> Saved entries

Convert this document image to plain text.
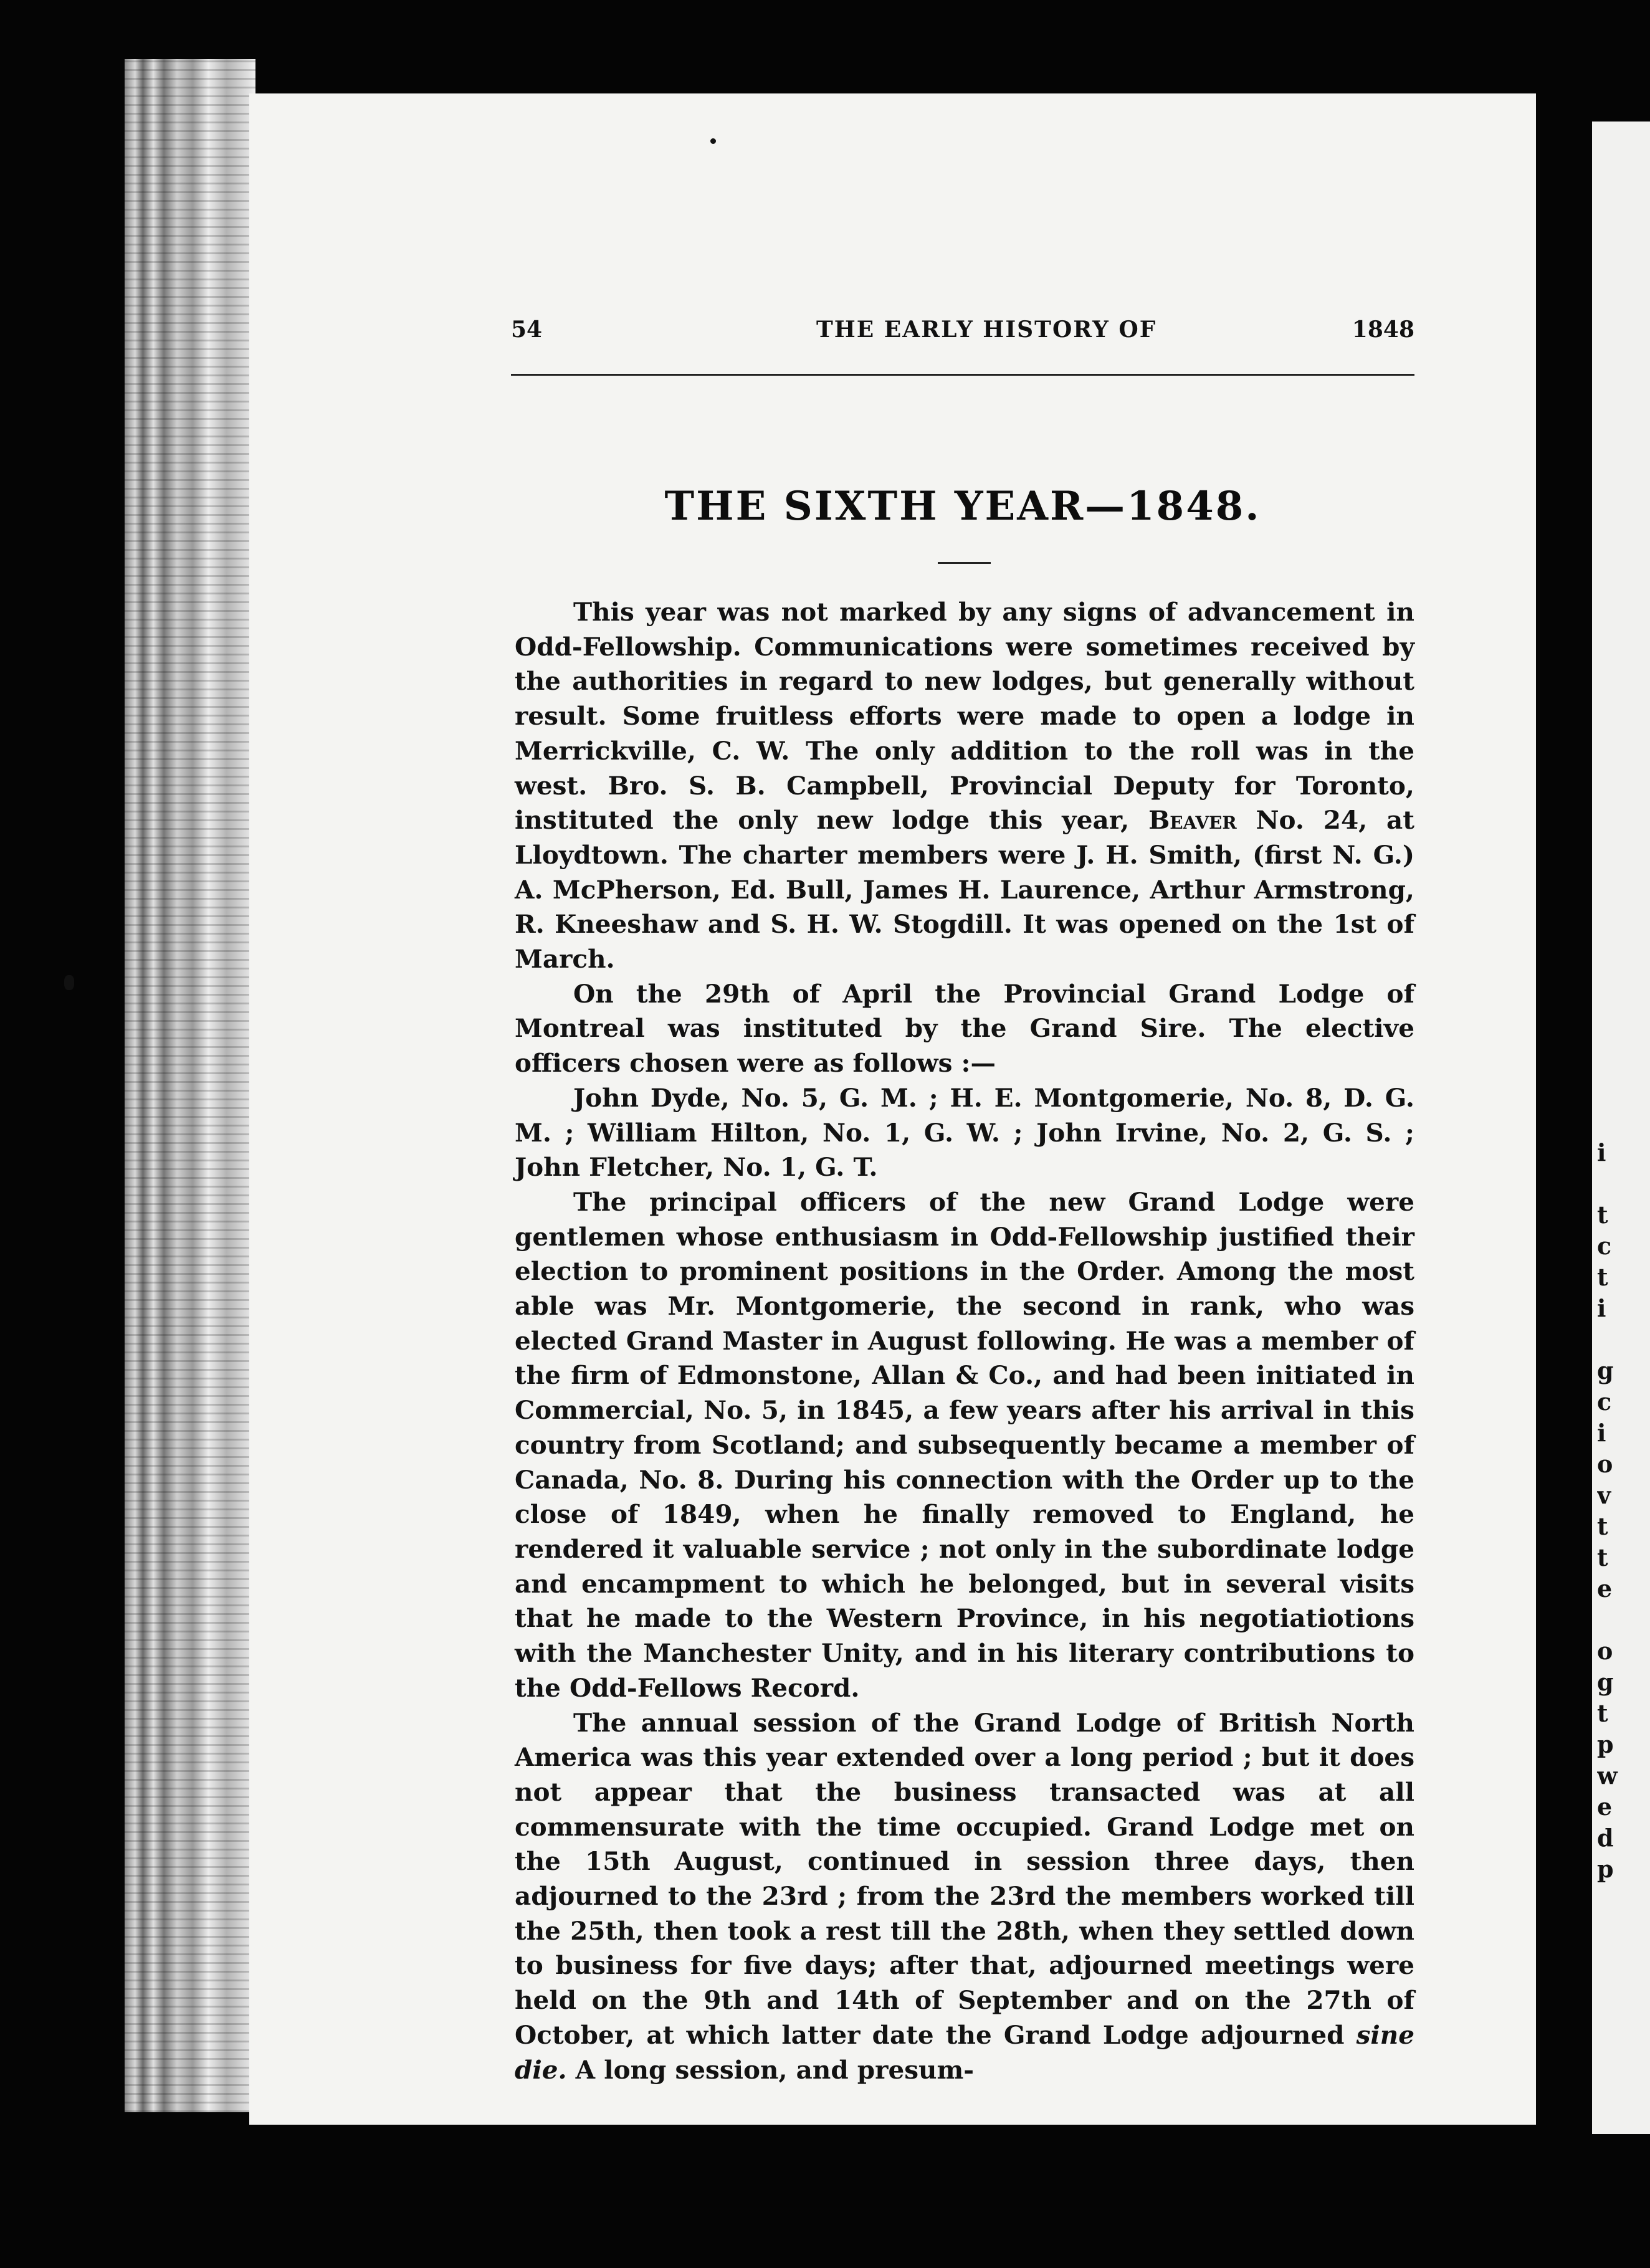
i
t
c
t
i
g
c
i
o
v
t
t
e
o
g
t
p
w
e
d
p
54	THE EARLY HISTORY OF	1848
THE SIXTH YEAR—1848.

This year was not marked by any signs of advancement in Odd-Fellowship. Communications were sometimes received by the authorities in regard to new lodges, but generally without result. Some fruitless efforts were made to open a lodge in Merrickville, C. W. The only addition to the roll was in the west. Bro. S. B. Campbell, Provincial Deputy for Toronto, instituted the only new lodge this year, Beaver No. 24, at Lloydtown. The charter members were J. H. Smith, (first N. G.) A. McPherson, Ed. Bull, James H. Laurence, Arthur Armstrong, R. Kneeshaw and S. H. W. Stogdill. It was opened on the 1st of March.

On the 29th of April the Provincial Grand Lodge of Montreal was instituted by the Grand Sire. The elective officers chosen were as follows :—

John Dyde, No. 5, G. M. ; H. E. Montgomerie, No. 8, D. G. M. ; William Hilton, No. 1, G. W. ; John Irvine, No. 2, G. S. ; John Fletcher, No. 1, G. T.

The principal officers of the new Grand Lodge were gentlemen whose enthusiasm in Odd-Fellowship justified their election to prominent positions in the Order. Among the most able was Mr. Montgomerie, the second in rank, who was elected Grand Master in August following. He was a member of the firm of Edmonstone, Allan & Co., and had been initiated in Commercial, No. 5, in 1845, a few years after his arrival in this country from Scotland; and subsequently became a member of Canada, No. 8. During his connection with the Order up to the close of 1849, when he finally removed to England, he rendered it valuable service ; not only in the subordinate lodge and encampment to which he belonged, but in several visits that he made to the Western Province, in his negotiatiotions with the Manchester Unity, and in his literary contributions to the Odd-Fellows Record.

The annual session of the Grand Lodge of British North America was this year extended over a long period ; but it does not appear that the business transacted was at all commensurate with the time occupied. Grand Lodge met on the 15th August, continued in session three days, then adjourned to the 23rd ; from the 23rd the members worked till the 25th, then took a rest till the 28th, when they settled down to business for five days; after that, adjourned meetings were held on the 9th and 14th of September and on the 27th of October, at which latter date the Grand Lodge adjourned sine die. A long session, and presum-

---

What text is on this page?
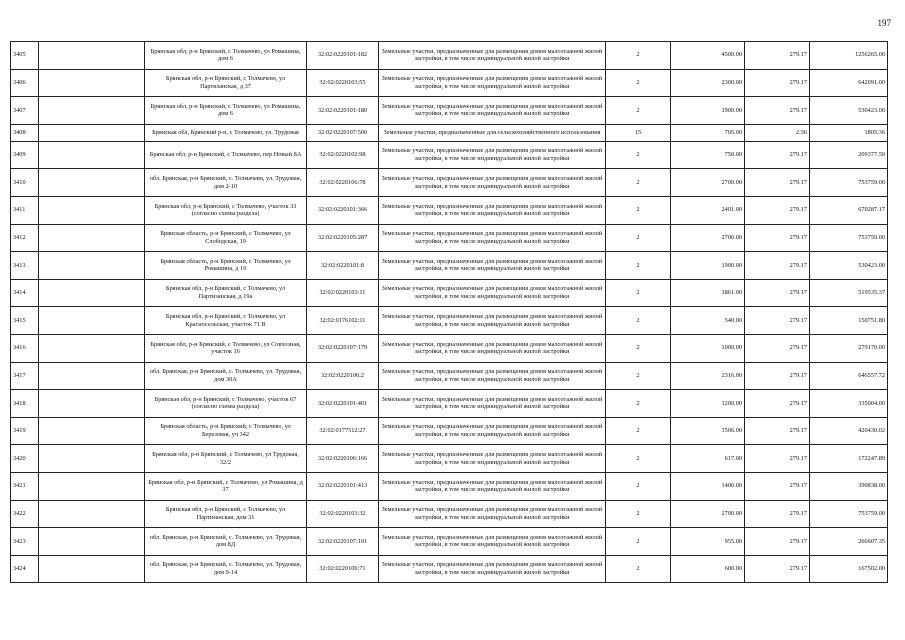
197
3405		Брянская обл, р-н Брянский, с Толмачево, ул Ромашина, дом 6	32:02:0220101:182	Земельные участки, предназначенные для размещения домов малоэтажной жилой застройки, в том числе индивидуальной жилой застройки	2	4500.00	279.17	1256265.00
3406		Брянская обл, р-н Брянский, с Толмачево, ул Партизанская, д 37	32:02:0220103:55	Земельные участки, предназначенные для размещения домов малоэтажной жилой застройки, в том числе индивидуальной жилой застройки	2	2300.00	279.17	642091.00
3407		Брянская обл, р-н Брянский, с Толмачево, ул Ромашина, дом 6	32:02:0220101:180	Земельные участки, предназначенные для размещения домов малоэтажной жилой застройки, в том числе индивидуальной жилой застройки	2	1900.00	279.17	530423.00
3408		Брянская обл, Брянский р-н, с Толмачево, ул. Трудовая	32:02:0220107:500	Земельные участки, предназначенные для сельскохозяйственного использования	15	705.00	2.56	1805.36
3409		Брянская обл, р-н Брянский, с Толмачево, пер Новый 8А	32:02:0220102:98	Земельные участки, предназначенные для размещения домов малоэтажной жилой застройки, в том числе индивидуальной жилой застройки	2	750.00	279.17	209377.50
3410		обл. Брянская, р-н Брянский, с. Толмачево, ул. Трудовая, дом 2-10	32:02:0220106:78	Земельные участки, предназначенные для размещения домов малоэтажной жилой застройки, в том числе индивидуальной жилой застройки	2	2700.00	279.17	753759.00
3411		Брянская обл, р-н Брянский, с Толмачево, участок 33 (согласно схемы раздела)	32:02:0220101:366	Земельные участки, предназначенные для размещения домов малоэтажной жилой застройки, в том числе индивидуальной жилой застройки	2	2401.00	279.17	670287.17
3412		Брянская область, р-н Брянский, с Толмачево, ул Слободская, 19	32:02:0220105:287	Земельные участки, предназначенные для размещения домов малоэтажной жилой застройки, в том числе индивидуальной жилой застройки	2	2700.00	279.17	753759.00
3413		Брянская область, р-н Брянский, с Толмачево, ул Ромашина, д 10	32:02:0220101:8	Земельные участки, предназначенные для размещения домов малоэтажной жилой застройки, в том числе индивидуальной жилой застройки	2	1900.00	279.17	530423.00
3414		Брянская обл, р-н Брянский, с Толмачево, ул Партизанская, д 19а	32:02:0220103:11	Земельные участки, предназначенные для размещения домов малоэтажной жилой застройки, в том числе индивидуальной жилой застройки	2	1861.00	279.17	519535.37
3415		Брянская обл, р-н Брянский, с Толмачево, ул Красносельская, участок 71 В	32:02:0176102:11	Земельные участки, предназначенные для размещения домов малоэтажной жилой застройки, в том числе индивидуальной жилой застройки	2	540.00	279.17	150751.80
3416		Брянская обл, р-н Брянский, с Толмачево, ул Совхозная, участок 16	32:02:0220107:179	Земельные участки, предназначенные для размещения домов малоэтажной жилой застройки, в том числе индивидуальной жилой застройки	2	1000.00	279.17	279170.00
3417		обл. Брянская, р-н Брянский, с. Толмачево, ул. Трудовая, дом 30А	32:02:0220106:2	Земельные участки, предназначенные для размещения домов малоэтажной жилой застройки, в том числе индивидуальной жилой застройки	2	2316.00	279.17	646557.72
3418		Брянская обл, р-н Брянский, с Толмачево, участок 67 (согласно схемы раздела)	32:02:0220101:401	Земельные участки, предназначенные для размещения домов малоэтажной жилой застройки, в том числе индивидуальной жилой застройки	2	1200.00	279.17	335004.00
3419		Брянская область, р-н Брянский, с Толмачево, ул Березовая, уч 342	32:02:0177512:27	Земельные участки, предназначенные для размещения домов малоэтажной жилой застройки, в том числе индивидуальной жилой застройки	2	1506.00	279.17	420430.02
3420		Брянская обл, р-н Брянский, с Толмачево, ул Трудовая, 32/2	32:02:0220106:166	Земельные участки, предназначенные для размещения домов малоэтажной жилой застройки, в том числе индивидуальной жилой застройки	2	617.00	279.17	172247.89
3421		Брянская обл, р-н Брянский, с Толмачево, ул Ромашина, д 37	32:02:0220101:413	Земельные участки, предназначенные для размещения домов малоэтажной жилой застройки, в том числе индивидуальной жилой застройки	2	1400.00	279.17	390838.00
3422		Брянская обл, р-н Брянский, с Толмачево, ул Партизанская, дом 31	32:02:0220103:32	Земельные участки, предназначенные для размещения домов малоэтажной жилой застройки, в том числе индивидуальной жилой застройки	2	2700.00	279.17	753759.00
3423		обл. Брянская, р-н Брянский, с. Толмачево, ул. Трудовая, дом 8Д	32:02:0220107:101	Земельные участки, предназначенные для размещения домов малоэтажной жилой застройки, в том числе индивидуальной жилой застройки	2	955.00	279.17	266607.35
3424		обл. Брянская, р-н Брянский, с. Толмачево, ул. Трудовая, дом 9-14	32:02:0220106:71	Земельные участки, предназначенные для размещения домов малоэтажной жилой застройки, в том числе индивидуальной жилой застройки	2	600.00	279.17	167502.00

...

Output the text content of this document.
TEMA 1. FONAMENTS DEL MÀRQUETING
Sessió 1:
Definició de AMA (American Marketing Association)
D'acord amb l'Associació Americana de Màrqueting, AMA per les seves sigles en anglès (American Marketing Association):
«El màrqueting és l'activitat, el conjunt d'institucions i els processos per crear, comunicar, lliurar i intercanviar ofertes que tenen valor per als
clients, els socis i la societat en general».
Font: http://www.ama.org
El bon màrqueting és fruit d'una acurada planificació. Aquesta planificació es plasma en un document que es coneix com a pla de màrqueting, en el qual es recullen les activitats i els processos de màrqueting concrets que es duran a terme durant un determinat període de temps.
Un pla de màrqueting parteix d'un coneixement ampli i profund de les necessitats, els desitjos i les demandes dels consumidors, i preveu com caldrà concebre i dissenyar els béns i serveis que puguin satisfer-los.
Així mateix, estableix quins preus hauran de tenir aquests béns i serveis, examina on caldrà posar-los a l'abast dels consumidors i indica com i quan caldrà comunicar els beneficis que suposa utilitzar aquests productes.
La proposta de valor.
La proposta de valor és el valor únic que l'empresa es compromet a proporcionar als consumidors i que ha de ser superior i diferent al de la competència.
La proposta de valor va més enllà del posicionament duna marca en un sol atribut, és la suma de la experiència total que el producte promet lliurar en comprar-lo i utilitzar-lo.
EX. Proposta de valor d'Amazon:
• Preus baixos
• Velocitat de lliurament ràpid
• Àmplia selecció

> Set exercise
Copy every line of the listing that includes the string "utilitzar".

> Task result
Així mateix, estableix quins preus hauran de tenir aquests béns i serveis, examina on caldrà posar-los a l'abast dels consumidors i indica com i quan caldrà comunicar els beneficis que suposa utilitzar aquests productes.
La proposta de valor va més enllà del posicionament duna marca en un sol atribut, és la suma de la experiència total que el producte promet lliurar en comprar-lo i utilitzar-lo.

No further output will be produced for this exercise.